--- Data in this exercise ---
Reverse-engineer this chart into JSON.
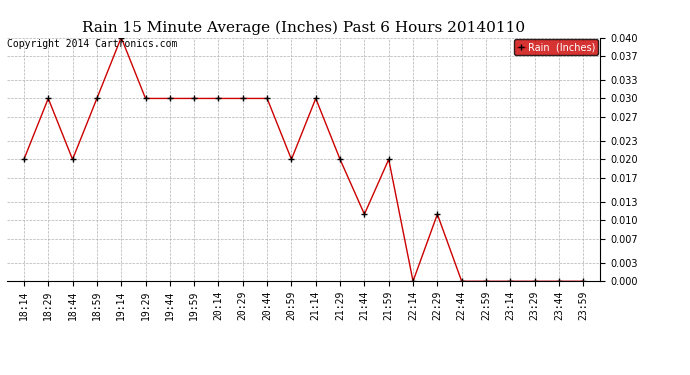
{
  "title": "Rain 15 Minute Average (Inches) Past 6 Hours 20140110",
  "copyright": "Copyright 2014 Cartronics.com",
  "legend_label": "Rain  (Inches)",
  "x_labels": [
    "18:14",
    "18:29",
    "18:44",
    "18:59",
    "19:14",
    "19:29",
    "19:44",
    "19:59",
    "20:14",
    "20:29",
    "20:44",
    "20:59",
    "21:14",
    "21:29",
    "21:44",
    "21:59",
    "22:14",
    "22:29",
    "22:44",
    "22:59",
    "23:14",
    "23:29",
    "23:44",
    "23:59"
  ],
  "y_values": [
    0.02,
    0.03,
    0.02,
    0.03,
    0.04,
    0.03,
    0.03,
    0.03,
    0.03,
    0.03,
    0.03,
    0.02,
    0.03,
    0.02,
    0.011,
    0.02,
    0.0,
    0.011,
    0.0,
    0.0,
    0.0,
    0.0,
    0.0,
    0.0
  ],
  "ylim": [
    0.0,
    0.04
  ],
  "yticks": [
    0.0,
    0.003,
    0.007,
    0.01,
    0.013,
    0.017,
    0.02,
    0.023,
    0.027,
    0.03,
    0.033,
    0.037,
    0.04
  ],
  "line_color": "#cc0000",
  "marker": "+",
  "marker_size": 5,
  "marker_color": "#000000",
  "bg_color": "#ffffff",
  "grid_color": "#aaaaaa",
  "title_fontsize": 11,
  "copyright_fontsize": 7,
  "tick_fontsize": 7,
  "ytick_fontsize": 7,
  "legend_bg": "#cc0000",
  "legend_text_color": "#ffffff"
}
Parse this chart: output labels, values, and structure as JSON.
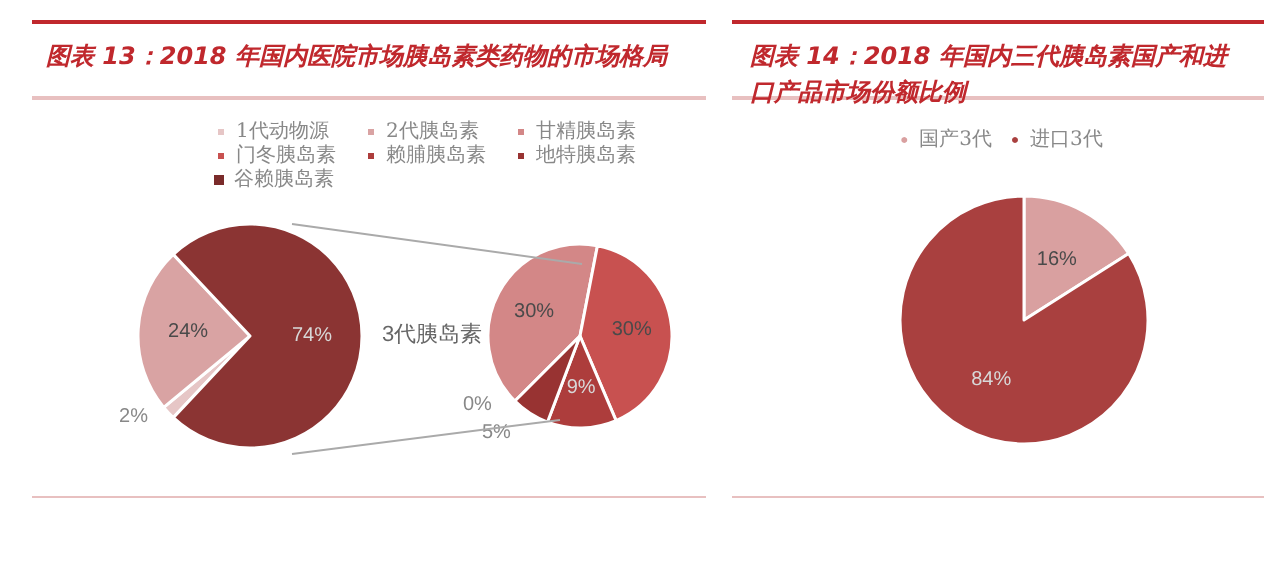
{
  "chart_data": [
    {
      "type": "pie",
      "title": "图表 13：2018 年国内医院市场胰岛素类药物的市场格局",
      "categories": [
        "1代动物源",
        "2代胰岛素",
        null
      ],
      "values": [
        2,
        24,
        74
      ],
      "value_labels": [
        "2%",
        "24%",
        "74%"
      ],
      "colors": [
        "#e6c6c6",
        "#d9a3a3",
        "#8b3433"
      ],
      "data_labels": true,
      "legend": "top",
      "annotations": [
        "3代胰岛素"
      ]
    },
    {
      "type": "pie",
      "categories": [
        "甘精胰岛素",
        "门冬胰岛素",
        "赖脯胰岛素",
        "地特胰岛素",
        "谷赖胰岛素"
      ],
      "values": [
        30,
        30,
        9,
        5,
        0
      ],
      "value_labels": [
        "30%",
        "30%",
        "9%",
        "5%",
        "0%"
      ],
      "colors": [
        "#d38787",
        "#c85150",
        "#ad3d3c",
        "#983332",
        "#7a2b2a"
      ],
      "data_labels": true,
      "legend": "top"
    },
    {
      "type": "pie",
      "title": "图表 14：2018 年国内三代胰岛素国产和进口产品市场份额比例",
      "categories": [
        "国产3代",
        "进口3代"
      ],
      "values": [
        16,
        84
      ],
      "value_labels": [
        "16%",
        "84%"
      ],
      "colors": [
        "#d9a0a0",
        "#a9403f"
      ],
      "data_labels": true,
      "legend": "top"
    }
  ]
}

--

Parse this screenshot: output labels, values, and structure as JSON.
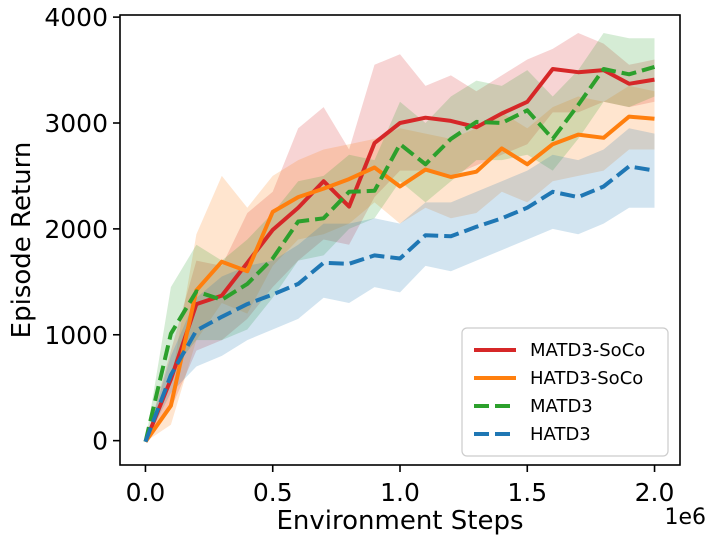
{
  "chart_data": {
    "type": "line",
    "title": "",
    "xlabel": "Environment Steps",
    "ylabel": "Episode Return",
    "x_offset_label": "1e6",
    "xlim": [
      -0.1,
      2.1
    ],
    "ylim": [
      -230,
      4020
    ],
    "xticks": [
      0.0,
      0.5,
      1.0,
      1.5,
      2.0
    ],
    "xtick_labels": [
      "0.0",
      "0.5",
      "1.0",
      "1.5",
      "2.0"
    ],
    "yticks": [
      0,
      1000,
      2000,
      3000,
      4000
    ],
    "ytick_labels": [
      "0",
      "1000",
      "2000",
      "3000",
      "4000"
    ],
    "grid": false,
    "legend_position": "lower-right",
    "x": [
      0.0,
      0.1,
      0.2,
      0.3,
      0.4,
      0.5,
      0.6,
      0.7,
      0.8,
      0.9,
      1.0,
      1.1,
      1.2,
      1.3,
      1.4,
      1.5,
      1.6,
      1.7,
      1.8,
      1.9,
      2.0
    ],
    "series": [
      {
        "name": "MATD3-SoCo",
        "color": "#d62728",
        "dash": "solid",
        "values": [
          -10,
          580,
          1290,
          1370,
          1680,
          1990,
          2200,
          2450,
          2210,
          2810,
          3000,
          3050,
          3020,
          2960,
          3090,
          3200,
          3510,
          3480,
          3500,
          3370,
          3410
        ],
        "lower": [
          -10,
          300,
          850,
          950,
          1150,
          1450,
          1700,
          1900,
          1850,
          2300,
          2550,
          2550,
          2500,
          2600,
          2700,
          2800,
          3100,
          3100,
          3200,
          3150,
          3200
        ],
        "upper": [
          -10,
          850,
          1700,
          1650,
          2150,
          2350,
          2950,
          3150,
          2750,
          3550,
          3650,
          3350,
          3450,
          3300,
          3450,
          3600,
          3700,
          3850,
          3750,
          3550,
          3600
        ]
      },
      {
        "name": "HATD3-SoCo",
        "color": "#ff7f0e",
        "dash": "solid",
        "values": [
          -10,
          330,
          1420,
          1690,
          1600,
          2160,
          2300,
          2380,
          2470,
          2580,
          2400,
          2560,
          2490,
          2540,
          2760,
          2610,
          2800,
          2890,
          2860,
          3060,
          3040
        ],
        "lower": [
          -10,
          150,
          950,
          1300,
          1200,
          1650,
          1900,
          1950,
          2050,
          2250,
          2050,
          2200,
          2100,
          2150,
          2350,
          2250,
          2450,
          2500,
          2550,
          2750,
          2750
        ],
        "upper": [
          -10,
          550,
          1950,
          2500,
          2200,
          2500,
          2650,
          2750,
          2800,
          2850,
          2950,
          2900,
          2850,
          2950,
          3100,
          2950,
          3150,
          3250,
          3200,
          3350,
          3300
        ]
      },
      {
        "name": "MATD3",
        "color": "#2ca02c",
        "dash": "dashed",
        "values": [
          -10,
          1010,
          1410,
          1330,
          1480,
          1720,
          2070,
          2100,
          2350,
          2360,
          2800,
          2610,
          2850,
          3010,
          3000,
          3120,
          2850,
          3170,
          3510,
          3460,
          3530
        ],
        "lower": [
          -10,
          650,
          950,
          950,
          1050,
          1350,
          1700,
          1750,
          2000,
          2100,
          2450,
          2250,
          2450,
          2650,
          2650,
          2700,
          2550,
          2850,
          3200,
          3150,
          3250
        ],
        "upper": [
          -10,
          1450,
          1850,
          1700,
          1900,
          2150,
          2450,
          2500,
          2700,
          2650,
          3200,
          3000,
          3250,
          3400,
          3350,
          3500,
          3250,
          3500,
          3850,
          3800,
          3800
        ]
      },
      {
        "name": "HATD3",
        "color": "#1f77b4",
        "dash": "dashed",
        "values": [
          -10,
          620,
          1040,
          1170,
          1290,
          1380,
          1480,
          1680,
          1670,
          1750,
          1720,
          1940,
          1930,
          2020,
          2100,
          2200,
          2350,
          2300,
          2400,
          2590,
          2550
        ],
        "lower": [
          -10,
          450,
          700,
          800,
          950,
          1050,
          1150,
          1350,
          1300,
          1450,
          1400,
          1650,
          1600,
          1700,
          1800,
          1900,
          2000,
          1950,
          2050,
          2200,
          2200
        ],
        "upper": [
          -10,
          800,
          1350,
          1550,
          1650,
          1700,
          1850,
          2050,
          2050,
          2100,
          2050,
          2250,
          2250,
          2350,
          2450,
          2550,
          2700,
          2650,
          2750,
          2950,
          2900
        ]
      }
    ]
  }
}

--- Objective ---
Which lines contain "Inches"? Copy each of them out.

--- Result of this task ---
  "title": "Rain 15 Minute Average (Inches) Past 6 Hours 20140110",
  "legend_label": "Rain  (Inches)",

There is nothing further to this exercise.